[Records from a data collection]
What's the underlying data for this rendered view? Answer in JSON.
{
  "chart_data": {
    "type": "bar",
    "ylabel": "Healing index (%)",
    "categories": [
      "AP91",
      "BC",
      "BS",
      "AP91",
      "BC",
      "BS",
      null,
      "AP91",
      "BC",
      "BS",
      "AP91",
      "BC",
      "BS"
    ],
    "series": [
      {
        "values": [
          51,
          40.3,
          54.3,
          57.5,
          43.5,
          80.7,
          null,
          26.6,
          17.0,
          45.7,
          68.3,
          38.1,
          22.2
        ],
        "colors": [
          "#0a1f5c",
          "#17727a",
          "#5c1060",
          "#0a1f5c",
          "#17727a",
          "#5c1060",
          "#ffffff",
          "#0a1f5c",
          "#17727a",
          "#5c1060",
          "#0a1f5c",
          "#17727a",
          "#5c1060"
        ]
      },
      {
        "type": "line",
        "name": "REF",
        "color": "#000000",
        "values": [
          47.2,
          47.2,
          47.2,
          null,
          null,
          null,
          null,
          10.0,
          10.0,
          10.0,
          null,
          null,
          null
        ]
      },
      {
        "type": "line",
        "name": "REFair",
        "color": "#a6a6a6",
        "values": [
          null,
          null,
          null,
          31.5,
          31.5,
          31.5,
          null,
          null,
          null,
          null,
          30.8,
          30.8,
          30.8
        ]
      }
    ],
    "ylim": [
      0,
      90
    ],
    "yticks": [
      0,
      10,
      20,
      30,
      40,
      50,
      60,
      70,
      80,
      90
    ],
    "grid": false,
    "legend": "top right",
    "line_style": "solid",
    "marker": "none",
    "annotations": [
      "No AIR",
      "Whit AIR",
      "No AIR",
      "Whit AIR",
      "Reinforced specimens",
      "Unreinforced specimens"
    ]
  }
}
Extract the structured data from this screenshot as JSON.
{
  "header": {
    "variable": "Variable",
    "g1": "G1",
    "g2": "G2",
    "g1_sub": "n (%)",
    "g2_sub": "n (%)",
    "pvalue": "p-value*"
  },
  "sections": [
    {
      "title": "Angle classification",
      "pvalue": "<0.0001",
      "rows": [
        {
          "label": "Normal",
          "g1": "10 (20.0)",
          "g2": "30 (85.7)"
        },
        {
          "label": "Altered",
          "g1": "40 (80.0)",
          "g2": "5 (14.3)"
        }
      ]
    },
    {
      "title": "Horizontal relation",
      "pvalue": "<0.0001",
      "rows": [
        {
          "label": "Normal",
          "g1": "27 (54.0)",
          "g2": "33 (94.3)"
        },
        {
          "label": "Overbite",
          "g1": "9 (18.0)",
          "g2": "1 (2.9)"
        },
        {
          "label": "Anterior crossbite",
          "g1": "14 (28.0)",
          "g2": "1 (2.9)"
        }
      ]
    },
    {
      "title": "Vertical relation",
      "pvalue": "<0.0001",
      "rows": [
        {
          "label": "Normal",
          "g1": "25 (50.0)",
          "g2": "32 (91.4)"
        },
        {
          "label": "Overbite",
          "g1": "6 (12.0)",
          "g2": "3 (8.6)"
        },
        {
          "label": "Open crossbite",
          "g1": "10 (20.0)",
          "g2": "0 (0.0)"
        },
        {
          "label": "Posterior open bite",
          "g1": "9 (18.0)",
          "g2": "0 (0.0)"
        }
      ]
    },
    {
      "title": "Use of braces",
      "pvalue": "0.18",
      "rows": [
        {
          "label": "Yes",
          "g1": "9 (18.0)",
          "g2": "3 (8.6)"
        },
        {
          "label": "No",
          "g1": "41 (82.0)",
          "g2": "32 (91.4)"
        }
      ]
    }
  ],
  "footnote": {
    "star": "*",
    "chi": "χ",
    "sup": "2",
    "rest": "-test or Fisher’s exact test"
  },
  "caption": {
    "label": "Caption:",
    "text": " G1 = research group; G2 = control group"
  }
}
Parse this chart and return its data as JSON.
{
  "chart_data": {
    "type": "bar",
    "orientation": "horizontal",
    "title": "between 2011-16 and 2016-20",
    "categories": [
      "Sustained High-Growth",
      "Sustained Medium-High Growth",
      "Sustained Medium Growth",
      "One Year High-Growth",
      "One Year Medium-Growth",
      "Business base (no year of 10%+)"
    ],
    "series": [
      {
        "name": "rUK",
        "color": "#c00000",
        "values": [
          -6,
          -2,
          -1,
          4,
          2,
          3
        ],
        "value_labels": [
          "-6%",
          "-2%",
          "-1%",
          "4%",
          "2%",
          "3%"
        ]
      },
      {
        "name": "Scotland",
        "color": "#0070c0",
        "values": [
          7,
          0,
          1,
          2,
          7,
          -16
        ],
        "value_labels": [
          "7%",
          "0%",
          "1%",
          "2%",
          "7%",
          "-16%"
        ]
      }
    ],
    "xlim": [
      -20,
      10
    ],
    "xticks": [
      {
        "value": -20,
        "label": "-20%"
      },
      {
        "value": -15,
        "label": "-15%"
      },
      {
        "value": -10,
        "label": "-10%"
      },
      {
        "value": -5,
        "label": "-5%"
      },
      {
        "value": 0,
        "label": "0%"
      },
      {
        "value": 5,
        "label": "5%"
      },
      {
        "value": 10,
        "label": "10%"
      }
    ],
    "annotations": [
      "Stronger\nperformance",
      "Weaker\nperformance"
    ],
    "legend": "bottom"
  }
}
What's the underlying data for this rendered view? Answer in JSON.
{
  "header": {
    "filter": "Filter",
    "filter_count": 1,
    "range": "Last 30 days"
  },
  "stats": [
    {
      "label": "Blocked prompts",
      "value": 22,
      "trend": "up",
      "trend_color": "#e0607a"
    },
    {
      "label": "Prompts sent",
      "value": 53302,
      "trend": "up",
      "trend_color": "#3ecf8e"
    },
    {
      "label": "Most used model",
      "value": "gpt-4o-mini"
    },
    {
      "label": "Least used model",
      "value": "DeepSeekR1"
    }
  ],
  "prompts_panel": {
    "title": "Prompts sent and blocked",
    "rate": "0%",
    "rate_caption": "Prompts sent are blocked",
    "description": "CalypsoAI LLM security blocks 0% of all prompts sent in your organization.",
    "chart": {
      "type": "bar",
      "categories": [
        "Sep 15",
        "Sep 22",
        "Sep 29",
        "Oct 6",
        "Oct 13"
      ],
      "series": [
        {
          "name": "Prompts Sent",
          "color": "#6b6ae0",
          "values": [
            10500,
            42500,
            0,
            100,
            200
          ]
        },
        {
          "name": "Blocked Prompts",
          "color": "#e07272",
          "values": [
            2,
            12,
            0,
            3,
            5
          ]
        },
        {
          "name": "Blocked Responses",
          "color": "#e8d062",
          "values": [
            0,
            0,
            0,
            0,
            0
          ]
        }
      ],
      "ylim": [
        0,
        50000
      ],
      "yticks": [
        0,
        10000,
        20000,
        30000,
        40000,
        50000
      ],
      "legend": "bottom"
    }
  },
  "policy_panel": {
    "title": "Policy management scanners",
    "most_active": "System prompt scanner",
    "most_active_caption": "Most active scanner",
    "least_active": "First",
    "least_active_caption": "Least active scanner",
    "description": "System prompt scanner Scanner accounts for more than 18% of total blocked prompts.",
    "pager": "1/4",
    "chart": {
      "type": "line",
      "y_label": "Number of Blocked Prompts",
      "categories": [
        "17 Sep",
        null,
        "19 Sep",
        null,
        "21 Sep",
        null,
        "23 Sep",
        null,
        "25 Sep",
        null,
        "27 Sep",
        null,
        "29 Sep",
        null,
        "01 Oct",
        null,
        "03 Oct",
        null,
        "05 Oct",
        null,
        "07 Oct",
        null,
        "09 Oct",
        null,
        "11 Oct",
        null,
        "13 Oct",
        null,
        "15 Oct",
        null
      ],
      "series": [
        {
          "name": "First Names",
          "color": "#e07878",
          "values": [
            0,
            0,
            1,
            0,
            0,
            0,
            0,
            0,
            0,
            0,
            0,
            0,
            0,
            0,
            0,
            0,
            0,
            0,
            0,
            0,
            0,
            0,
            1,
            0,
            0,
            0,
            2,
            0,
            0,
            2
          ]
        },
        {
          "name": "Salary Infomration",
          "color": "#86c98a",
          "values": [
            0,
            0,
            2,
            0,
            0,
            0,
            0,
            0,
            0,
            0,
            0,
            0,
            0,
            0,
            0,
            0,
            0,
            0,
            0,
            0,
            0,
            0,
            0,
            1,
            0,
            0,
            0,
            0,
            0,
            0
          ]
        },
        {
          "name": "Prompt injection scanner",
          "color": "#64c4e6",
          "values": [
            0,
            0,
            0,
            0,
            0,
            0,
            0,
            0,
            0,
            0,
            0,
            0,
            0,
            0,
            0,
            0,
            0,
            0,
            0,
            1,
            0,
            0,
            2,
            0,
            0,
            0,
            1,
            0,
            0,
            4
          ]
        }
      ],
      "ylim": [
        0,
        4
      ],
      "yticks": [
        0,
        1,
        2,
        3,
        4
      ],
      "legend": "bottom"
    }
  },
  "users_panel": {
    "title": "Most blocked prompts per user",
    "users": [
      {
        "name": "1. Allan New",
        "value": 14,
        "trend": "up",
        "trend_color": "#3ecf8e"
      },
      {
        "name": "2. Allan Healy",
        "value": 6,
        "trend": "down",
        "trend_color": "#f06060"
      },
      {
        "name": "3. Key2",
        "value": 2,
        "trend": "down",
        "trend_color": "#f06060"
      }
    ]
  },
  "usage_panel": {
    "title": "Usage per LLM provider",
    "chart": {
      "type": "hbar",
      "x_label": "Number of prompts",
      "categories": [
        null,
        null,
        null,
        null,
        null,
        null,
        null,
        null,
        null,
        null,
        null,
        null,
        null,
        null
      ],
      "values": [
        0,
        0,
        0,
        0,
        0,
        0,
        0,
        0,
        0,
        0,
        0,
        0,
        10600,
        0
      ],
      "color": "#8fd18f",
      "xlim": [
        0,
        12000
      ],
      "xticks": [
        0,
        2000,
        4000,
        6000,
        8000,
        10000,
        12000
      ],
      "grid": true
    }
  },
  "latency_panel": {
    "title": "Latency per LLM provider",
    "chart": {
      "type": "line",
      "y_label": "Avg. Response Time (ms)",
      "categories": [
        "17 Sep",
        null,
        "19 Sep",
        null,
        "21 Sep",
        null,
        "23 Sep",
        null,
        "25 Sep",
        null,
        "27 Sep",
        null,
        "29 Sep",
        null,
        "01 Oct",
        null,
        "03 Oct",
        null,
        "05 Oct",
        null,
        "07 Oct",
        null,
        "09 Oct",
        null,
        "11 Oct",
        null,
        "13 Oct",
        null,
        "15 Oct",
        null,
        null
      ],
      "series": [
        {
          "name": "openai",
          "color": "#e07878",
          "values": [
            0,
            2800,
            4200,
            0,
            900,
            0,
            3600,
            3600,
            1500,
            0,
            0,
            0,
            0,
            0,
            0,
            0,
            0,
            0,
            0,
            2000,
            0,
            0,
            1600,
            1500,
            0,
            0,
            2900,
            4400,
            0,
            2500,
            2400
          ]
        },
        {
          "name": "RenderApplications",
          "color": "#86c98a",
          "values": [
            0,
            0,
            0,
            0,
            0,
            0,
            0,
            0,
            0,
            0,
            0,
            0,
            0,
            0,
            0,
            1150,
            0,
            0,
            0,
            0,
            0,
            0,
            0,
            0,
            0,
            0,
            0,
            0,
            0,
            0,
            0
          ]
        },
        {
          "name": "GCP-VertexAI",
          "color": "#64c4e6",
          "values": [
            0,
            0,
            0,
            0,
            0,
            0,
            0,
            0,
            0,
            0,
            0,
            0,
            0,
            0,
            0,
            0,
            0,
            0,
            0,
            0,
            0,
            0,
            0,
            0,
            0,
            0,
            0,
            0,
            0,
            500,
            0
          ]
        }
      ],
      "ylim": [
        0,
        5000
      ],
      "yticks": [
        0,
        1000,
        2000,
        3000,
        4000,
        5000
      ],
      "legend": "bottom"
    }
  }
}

### Short task
Spot every line that holds "relation" and copy it.

### Reply to the task
      "title": "Horizontal relation",
      "title": "Vertical relation",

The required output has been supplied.